**EXERCISE GOAL**:
Exactly reproduce the lines from the line bearing "Transcribe the text in this document." through the end of the listing, inclusive of both; pictures are to be omitted.

**RECORD EXTRACTS**:
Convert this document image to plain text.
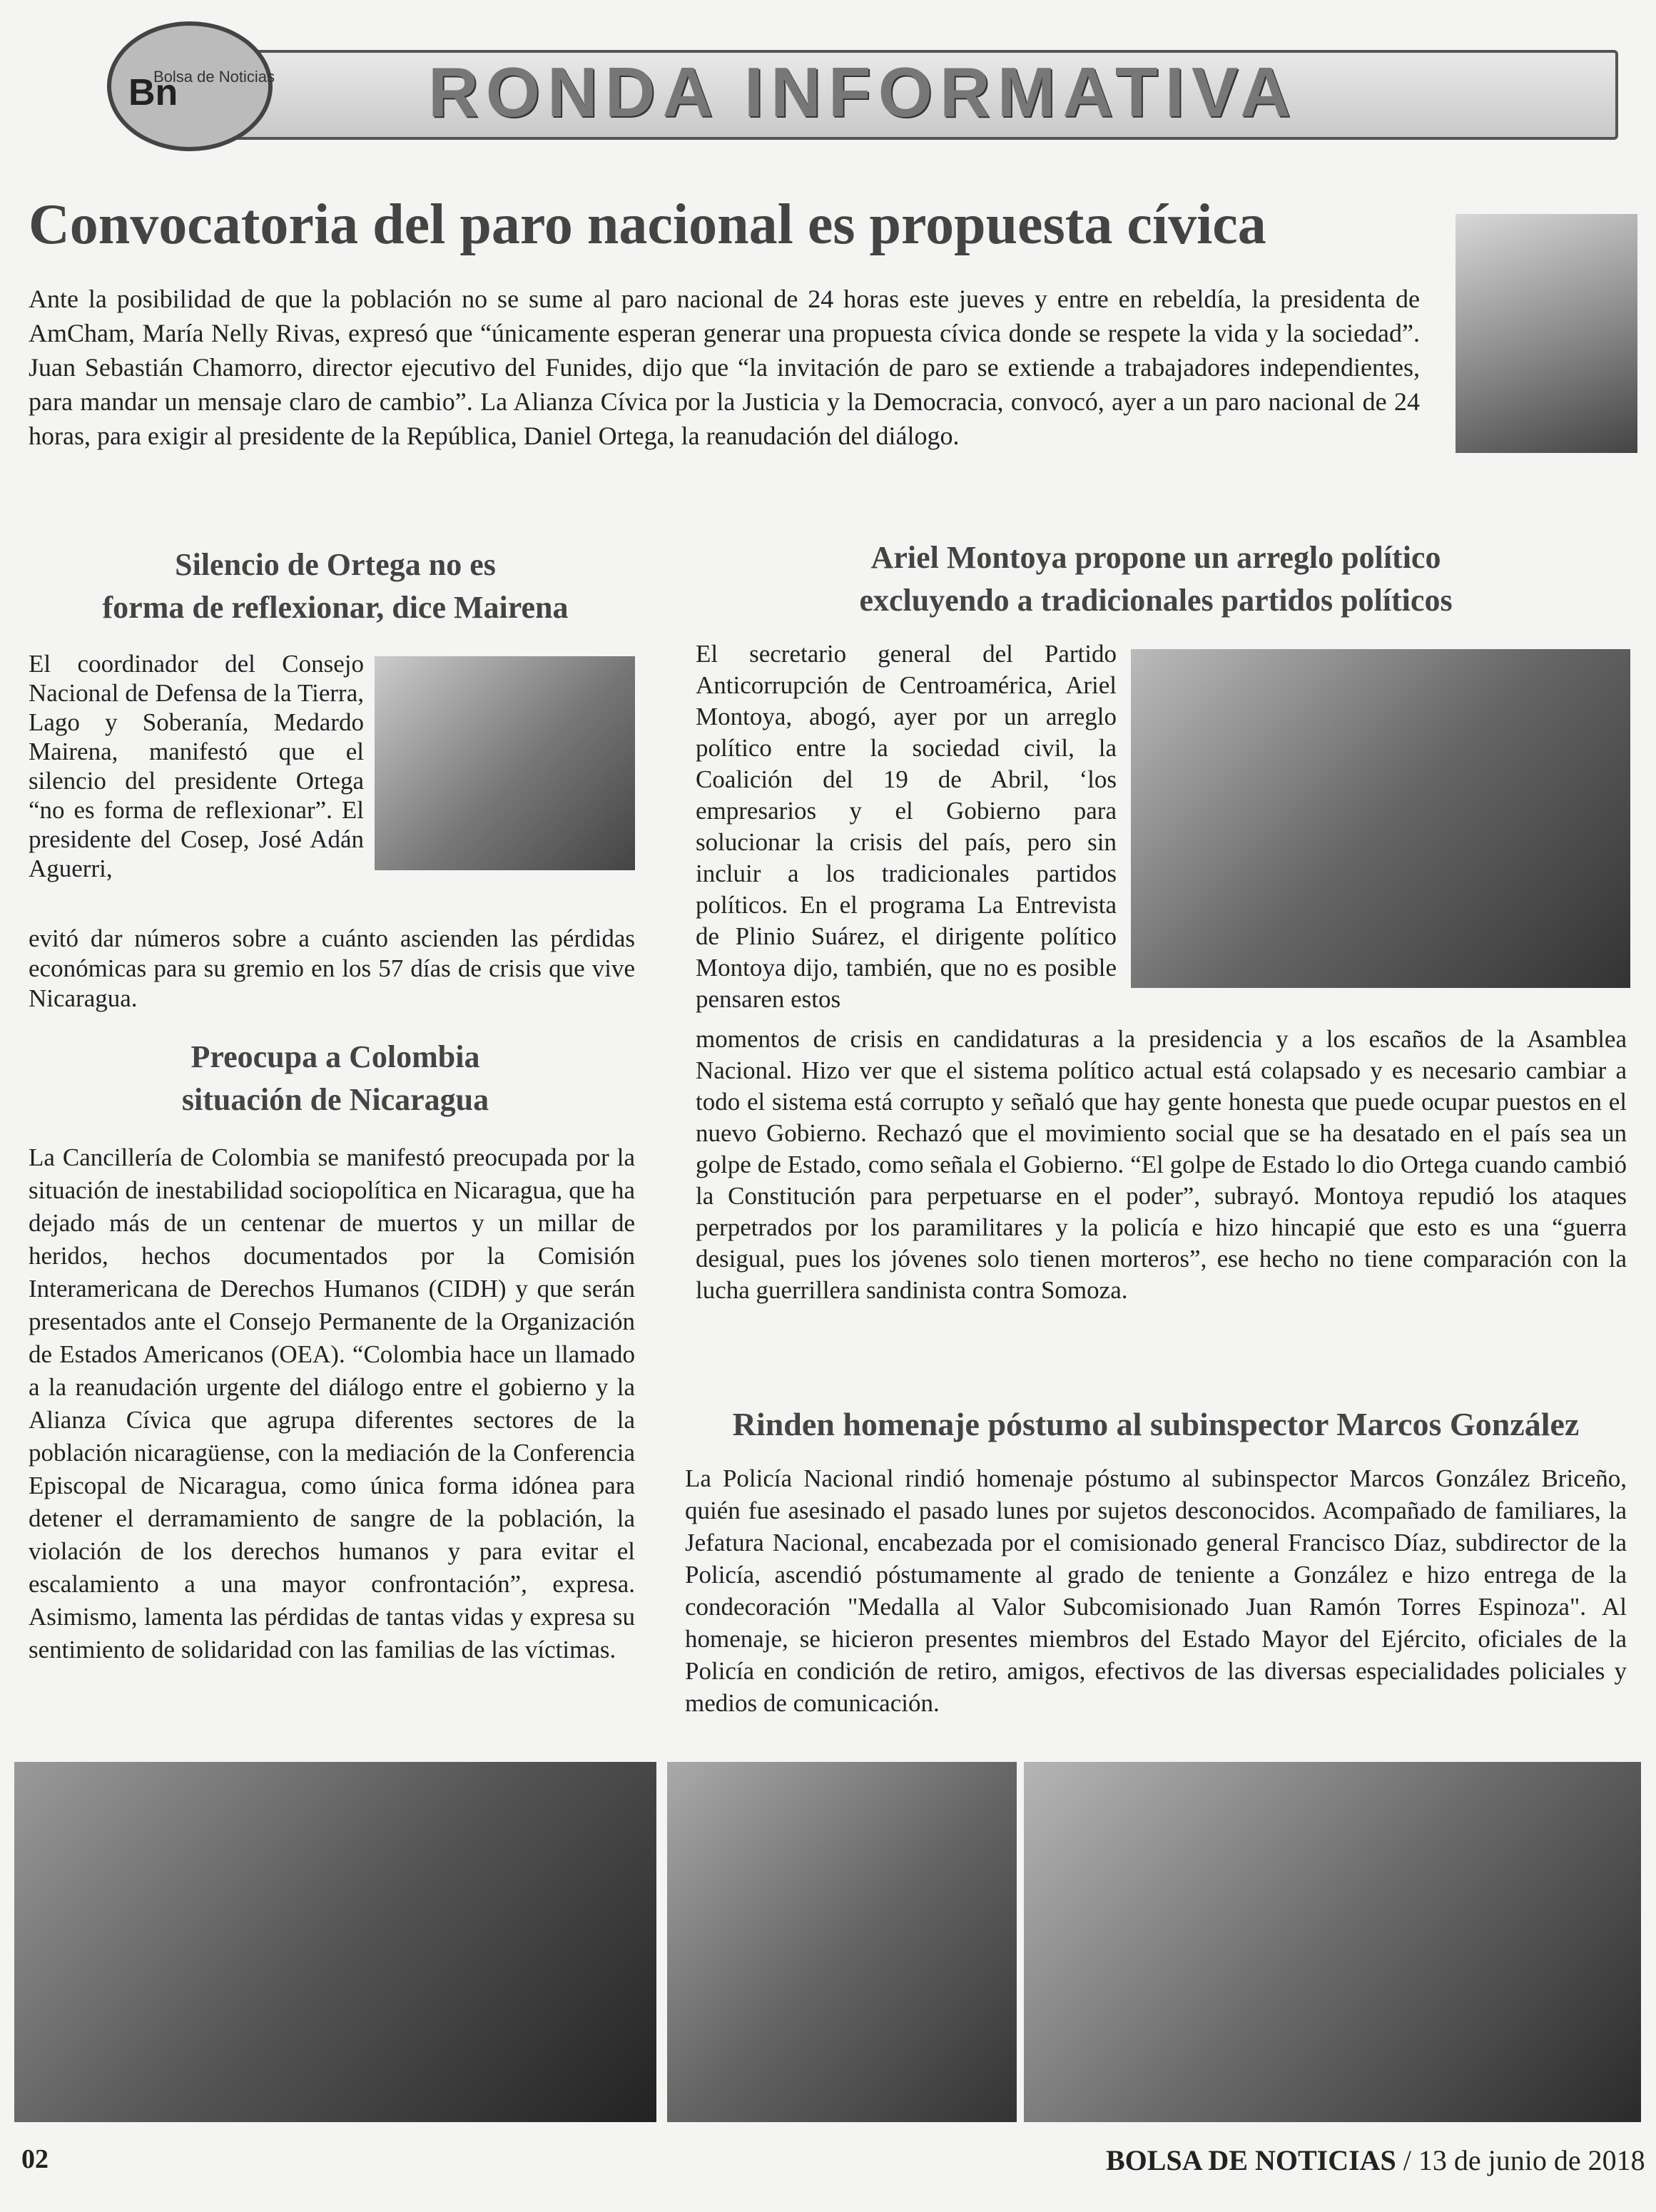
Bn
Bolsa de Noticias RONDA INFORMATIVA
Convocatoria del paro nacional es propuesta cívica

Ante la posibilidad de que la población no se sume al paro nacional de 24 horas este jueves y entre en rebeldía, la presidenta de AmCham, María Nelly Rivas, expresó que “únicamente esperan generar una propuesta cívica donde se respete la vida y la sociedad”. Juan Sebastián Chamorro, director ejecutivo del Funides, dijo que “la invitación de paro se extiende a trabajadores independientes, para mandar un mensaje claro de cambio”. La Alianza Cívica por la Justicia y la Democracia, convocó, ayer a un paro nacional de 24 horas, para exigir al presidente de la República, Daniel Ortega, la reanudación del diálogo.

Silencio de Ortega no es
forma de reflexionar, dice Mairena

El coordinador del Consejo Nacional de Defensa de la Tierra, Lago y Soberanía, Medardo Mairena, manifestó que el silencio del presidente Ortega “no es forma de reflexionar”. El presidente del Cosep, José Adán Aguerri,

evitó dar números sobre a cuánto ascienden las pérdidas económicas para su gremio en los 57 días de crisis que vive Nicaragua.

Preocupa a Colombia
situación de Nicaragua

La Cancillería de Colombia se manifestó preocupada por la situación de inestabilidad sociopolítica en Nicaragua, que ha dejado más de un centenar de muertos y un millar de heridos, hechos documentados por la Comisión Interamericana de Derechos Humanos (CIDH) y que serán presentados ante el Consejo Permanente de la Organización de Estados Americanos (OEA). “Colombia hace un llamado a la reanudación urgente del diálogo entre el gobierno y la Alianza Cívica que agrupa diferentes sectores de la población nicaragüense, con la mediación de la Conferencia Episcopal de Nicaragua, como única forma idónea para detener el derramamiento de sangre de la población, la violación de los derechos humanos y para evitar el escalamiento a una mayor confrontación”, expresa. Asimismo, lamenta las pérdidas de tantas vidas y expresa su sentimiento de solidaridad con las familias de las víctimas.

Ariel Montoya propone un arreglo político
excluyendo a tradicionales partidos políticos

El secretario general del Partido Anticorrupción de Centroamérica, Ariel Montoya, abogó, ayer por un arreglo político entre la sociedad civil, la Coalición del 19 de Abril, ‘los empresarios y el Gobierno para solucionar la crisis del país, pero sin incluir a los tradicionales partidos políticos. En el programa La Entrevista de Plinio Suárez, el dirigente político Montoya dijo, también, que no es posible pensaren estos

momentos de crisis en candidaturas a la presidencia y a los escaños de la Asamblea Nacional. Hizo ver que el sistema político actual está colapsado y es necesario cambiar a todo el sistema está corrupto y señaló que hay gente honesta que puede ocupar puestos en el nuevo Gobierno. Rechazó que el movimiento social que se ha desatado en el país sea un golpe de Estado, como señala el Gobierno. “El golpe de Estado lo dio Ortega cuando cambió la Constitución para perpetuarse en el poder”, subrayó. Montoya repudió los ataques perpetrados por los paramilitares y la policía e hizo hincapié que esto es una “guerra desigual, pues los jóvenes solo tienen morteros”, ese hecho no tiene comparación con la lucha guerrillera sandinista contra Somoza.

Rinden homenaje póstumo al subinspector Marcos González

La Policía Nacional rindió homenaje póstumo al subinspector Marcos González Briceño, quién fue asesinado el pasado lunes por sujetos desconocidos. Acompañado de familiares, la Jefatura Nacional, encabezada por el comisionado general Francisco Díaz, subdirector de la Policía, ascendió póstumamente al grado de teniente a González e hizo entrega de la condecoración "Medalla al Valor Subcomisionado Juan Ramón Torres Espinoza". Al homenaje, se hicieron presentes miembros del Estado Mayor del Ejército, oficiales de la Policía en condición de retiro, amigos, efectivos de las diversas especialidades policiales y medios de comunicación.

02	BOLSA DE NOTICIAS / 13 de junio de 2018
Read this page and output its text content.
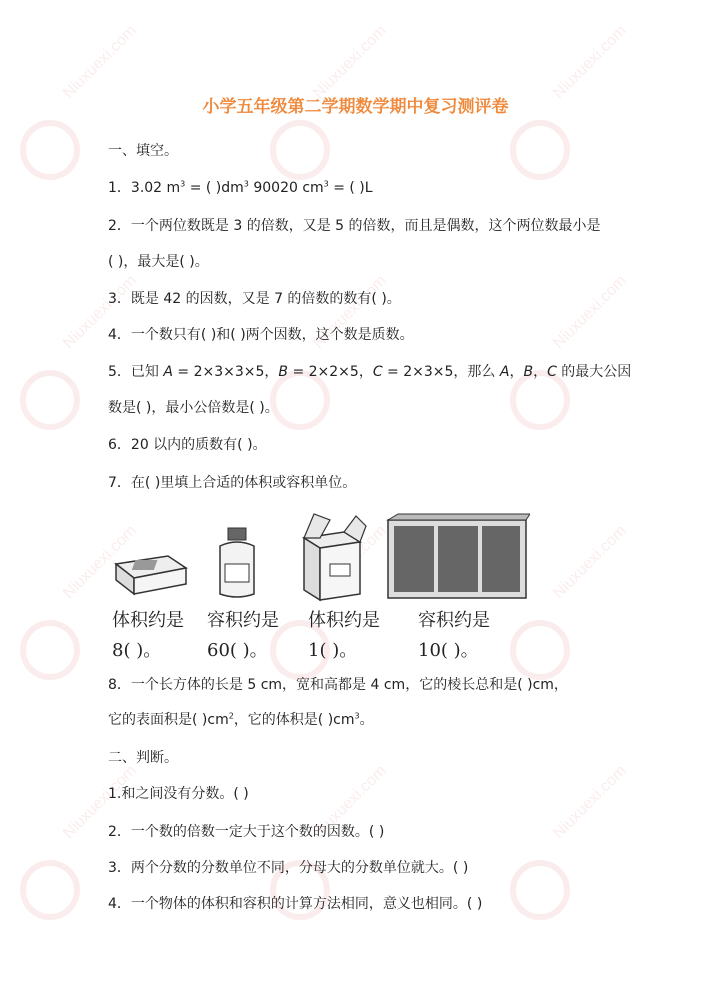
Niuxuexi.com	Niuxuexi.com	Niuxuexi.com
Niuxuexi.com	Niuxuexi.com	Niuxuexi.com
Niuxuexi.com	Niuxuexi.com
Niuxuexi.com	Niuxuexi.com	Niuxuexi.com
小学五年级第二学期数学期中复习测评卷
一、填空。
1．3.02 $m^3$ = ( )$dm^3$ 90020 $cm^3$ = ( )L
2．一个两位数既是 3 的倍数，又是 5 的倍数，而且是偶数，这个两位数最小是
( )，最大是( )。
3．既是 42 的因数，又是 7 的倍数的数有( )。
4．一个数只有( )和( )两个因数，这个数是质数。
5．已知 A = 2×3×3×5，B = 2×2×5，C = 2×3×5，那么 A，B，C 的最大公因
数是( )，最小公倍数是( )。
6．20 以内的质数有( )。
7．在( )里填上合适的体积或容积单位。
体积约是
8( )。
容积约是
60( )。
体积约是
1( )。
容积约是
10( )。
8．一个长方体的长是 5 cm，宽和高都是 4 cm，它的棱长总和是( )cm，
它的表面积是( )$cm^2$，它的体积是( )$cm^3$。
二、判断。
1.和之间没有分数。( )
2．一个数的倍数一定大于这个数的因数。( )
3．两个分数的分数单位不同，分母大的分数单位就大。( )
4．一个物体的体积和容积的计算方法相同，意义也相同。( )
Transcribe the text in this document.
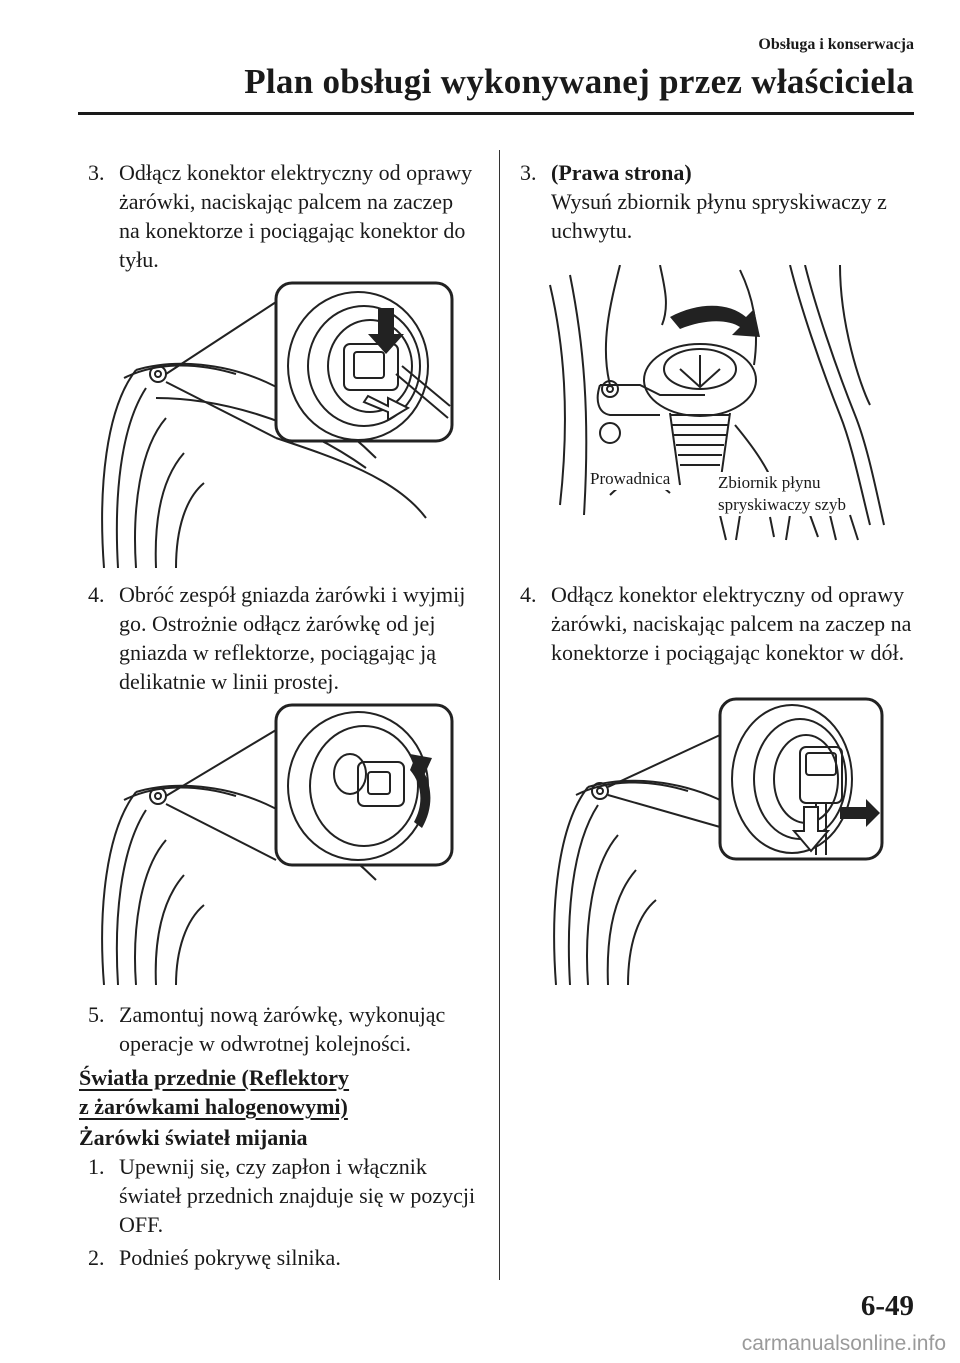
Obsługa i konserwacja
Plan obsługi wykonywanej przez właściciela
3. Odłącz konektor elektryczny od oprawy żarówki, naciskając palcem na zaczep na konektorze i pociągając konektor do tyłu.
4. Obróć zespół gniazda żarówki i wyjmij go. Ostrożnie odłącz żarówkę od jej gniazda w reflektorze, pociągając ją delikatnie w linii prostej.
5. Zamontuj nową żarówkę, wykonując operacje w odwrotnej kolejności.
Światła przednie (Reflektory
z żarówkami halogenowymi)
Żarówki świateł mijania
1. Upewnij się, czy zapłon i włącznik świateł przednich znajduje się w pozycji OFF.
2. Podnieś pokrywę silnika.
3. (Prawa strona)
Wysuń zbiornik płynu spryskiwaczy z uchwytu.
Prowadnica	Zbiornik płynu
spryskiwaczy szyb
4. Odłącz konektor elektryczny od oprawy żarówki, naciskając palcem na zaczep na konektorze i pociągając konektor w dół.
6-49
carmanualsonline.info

**COMPLETED TASK**:
Transcribe the text in this document.
Obsługa i konserwacja
Plan obsługi wykonywanej przez właściciela
3. Odłącz konektor elektryczny od oprawy żarówki, naciskając palcem na zaczep na konektorze i pociągając konektor do tyłu.
4. Obróć zespół gniazda żarówki i wyjmij go. Ostrożnie odłącz żarówkę od jej gniazda w reflektorze, pociągając ją delikatnie w linii prostej.
5. Zamontuj nową żarówkę, wykonując operacje w odwrotnej kolejności.
Światła przednie (Reflektory
z żarówkami halogenowymi)
Żarówki świateł mijania
1. Upewnij się, czy zapłon i włącznik świateł przednich znajduje się w pozycji OFF.
2. Podnieś pokrywę silnika.
3. (Prawa strona)
Wysuń zbiornik płynu spryskiwaczy z uchwytu.
Prowadnica	Zbiornik płynu
spryskiwaczy szyb
4. Odłącz konektor elektryczny od oprawy żarówki, naciskając palcem na zaczep na konektorze i pociągając konektor w dół.
6-49
carmanualsonline.info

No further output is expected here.